**What you need to do:** Lines that include the word "GLASS" are the ones to copy.

**Exercise material:**
::::

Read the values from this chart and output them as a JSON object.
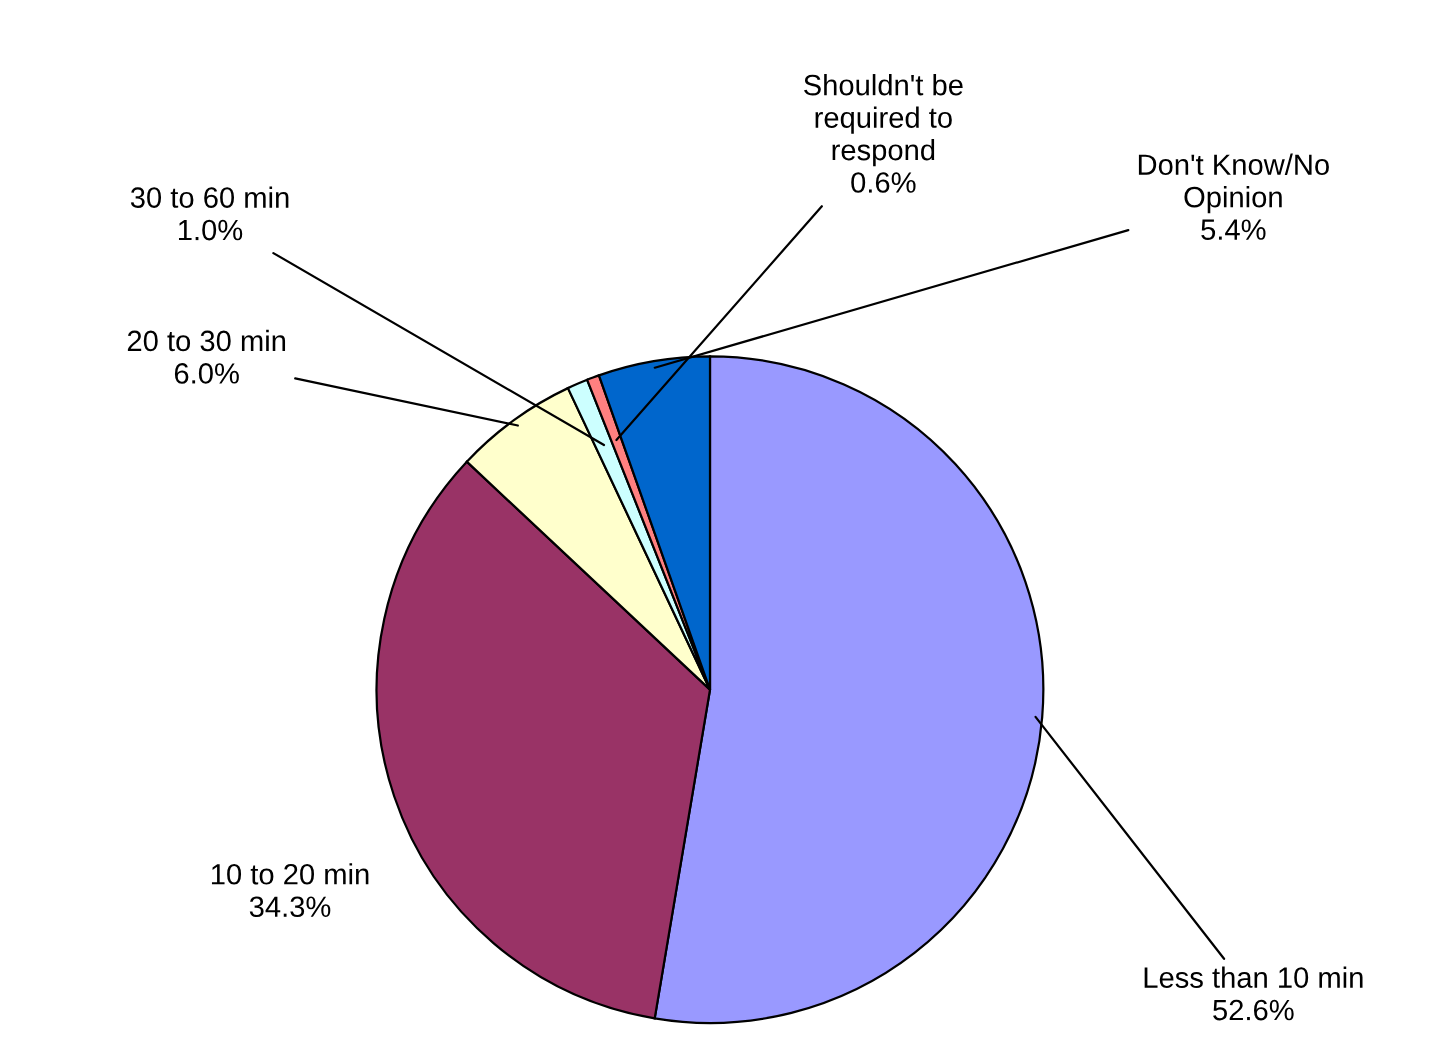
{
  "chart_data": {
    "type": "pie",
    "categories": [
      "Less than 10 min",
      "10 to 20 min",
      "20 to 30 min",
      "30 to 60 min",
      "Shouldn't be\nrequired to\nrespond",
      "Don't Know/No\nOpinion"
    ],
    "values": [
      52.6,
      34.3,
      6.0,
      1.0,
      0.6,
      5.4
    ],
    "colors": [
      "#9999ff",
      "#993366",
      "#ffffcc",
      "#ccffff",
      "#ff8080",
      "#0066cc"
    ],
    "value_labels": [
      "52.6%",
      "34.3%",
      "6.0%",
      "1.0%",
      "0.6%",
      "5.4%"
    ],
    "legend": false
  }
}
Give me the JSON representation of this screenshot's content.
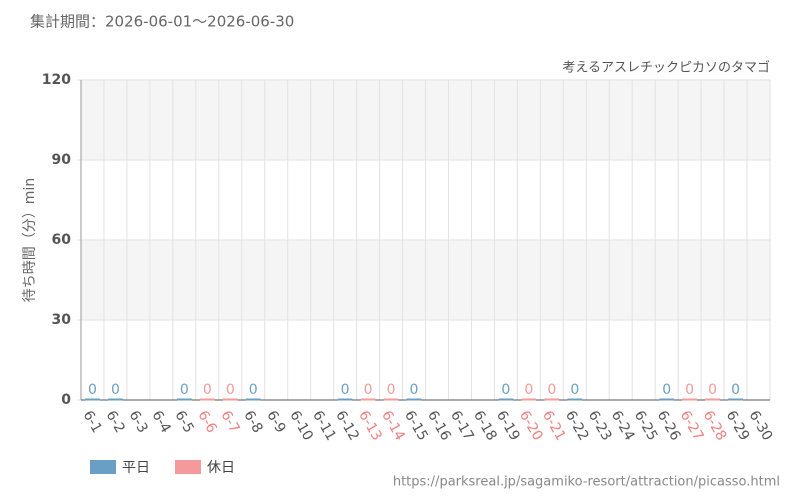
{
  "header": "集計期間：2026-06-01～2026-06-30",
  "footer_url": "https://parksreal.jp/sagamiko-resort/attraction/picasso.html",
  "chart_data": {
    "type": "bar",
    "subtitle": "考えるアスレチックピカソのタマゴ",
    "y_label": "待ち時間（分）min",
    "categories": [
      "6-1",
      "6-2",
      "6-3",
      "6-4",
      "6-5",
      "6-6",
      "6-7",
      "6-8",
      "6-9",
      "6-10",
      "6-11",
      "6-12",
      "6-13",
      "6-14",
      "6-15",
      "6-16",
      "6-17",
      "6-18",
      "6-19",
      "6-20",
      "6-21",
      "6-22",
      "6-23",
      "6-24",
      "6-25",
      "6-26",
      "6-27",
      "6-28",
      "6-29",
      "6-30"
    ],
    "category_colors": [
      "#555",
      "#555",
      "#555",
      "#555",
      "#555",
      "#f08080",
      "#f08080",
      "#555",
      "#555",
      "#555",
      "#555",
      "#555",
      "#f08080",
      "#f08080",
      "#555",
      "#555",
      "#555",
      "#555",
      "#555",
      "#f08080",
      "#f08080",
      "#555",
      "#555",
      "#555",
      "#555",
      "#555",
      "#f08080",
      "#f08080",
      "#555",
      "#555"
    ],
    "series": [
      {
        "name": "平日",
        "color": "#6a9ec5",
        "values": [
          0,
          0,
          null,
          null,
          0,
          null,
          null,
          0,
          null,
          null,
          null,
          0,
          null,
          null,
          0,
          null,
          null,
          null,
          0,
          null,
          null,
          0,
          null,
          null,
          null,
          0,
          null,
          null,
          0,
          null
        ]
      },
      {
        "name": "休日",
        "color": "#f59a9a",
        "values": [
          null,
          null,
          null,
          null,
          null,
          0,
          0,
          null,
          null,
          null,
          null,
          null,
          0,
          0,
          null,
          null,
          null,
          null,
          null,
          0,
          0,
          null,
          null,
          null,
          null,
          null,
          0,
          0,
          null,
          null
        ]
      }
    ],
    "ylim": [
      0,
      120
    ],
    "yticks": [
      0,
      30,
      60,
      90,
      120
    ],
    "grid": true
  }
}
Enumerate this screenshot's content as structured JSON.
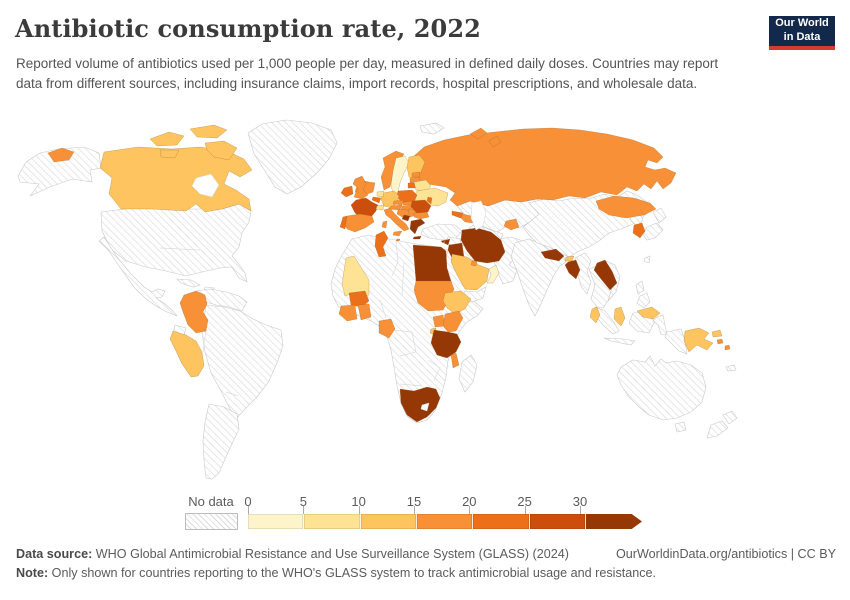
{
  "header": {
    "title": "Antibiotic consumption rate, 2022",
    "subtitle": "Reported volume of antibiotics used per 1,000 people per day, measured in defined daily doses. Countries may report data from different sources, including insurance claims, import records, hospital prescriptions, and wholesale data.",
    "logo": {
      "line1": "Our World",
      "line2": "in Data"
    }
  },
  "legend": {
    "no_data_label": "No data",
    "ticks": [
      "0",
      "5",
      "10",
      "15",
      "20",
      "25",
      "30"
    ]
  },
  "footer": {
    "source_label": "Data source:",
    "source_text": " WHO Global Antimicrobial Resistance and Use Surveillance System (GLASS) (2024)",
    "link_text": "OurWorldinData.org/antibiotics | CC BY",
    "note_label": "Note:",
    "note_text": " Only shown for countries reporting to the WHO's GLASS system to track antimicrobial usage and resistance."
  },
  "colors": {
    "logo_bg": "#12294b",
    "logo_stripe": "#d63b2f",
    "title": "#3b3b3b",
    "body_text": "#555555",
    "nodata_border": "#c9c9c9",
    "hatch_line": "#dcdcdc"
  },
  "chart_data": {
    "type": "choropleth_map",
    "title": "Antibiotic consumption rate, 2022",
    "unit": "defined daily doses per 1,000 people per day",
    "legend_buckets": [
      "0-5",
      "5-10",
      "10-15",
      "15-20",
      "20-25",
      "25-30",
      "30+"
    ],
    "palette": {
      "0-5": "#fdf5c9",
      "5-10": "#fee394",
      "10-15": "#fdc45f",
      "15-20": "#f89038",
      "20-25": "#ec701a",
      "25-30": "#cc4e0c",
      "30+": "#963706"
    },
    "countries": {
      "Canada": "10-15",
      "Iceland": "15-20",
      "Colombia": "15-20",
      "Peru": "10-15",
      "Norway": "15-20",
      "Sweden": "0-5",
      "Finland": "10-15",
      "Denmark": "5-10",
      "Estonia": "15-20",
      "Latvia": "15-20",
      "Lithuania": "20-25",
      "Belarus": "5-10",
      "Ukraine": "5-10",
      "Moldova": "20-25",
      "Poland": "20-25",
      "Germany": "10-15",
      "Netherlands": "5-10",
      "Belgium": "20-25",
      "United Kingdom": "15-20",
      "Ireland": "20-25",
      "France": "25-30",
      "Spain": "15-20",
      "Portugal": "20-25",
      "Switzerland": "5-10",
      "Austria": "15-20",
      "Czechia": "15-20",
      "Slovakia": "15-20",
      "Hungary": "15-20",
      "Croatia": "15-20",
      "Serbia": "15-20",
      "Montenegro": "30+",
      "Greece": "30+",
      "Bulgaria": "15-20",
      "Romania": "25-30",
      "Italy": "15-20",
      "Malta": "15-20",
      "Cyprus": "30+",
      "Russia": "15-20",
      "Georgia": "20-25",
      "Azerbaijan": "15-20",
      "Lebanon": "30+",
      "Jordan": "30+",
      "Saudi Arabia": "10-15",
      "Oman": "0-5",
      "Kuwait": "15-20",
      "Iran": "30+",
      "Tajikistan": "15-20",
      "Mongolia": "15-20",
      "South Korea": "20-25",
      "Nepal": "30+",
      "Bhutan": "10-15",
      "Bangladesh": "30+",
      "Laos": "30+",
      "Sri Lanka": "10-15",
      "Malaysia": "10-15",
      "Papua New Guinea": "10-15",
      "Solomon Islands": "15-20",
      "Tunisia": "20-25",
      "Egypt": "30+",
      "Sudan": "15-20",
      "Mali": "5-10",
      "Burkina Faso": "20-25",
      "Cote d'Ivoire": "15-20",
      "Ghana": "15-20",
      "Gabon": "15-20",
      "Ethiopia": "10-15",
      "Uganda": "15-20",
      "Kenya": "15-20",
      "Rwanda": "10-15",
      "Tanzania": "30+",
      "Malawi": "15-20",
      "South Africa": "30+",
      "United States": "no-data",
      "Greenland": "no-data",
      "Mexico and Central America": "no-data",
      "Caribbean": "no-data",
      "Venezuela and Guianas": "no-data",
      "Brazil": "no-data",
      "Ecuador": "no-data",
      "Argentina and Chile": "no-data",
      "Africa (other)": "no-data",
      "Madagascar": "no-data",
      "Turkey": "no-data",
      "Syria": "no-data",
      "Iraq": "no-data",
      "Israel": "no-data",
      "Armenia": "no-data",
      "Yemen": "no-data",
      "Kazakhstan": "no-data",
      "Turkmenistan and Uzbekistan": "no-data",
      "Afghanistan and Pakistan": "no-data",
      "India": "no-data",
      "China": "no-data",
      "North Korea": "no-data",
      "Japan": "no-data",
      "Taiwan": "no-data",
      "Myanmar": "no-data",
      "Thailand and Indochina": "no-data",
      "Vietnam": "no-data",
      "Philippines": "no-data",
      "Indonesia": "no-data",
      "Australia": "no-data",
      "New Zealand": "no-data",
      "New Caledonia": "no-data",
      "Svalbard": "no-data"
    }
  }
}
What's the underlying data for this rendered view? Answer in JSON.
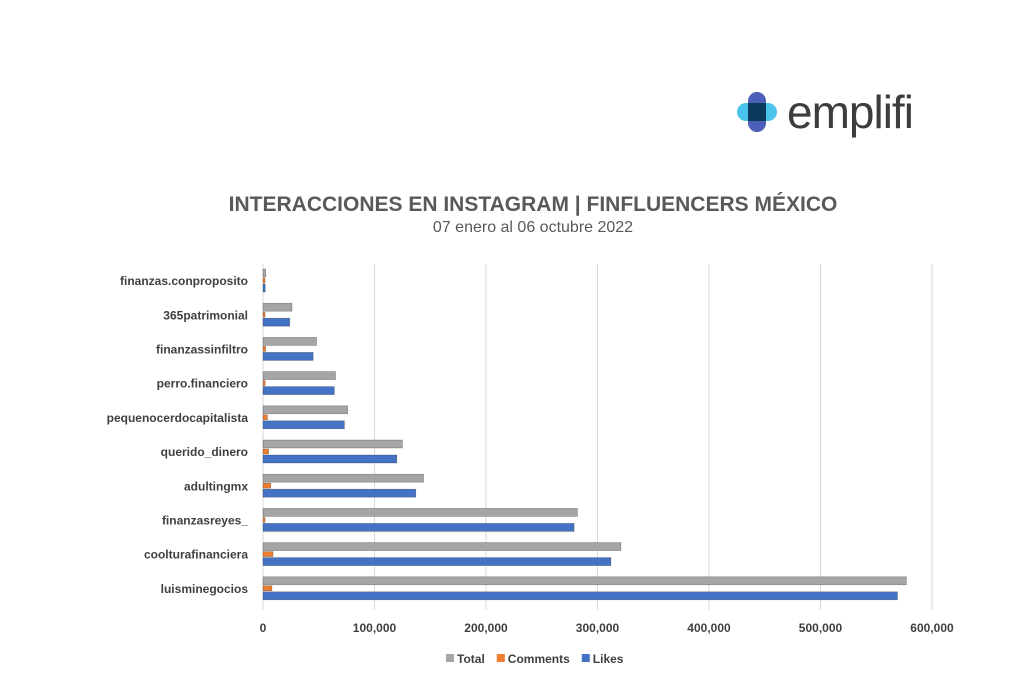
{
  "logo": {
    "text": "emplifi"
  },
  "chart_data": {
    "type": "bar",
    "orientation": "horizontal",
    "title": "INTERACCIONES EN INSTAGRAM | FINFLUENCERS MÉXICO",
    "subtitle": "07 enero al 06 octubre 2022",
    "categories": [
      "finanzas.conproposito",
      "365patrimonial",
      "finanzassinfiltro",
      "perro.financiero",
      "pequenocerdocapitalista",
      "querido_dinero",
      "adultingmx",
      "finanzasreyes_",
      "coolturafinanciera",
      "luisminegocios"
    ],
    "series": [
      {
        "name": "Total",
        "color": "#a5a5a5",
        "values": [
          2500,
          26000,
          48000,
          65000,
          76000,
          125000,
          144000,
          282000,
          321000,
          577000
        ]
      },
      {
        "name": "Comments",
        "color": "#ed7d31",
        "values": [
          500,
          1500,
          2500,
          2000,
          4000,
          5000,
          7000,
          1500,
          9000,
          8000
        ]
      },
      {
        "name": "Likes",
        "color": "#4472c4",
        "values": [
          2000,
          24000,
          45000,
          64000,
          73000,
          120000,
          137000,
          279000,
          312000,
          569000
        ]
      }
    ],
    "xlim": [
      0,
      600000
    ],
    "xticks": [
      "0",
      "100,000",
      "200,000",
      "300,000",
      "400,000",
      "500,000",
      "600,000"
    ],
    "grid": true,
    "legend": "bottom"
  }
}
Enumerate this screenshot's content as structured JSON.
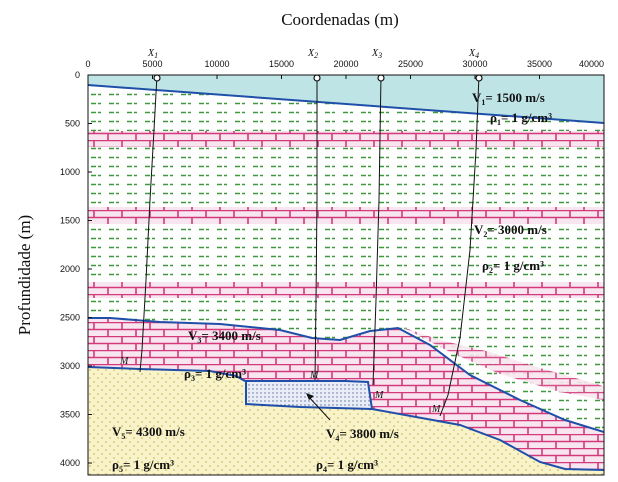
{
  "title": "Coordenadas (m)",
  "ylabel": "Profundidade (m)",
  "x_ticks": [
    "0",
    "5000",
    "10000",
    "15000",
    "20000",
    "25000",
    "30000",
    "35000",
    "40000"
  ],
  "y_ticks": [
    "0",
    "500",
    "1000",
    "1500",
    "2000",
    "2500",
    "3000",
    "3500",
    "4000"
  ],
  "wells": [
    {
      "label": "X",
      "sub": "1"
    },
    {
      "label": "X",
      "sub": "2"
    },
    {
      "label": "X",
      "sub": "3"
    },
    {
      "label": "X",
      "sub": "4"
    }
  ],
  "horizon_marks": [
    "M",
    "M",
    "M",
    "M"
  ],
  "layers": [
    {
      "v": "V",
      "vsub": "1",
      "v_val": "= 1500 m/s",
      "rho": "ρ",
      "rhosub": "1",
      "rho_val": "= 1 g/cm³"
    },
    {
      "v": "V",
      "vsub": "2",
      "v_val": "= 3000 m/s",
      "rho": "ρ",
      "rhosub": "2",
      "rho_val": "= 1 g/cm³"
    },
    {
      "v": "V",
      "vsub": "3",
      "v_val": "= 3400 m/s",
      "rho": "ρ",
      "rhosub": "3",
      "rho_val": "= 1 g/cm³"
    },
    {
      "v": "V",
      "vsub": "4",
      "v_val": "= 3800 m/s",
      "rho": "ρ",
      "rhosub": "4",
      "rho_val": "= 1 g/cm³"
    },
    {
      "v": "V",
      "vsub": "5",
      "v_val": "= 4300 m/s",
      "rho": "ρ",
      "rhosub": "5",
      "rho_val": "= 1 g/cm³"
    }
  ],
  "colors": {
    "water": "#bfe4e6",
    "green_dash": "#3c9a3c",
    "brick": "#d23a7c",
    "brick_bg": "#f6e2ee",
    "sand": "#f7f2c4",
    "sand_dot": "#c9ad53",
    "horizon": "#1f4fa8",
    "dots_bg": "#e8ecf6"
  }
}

::::

**Solution to this problem:**
    "source_text": " WHO Global Antimicrobial Resistance and Use Surveillance System (GLASS) (2024)",
    "note_text": " Only shown for countries reporting to the WHO's GLASS system to track antimicrobial usage and resistance."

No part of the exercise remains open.